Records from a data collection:
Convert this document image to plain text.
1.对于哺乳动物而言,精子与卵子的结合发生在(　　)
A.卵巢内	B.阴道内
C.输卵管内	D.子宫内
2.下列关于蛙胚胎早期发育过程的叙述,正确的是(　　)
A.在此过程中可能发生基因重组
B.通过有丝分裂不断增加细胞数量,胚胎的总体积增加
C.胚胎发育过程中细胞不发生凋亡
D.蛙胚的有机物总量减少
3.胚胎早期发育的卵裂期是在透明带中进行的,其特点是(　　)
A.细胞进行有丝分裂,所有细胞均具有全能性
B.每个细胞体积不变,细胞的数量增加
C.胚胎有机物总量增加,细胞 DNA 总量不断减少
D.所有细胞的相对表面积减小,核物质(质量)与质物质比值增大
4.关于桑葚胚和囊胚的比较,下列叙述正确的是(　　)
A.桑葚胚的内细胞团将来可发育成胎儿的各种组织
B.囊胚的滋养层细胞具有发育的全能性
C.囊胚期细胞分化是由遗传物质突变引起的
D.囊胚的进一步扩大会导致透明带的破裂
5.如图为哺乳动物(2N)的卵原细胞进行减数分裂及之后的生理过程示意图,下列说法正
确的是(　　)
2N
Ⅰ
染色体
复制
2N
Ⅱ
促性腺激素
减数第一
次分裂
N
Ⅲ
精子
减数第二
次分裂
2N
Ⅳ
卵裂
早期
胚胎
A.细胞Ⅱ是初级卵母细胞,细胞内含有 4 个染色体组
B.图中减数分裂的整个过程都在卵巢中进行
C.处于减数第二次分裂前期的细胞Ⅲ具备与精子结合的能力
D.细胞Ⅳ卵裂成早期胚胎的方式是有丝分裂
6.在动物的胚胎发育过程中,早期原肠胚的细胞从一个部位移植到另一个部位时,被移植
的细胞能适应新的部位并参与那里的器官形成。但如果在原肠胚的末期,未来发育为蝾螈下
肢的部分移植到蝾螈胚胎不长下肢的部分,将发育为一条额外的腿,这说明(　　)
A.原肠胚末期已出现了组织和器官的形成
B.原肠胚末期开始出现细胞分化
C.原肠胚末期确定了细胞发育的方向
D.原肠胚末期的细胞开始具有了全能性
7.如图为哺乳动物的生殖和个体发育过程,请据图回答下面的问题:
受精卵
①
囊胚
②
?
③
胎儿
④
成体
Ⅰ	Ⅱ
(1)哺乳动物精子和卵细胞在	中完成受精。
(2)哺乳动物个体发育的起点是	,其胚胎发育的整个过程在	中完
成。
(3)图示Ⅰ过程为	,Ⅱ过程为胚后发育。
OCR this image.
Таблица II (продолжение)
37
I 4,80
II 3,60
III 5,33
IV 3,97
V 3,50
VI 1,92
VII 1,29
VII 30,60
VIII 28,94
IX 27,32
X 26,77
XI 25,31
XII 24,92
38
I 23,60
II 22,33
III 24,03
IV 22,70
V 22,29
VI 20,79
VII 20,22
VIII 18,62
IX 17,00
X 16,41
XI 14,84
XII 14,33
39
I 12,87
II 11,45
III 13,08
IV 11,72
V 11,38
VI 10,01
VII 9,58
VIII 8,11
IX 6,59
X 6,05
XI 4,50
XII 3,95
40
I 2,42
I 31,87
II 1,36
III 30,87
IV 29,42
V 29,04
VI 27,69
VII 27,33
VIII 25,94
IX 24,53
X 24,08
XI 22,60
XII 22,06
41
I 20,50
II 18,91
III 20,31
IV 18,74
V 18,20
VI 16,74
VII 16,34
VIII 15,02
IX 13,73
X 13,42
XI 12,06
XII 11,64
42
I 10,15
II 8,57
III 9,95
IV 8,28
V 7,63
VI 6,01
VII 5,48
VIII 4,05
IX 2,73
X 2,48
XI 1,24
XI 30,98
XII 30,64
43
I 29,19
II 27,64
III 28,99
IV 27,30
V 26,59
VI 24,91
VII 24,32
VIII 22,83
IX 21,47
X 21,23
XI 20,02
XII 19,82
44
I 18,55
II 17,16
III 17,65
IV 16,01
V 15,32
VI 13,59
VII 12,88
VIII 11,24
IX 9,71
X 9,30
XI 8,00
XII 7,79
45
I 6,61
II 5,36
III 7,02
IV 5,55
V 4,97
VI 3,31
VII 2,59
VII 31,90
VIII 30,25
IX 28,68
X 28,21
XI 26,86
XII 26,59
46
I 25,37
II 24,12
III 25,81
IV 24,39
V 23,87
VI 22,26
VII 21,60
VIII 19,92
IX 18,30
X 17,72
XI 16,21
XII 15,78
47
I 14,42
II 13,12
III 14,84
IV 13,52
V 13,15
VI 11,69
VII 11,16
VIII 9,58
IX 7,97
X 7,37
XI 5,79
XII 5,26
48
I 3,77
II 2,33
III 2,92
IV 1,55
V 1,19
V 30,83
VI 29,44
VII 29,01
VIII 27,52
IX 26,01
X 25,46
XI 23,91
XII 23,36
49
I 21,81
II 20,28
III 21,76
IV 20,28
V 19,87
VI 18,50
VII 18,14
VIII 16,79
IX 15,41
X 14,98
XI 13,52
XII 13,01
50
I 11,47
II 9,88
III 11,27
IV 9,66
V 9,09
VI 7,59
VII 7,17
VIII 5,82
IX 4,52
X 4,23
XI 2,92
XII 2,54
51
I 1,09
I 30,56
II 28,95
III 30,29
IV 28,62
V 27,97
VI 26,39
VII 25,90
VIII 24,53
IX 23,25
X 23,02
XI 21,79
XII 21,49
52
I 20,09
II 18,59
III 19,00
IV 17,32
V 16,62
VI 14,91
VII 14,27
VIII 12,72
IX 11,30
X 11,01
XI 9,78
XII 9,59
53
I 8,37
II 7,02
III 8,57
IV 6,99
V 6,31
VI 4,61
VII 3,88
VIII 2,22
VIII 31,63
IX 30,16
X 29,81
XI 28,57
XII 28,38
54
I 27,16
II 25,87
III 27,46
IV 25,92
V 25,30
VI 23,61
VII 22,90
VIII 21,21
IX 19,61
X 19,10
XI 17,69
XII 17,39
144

To be done: Gather up every line in the data above that contains the word "image", copying each one.

Response to this exercise:
Convert this document image to plain text.
OCR this image.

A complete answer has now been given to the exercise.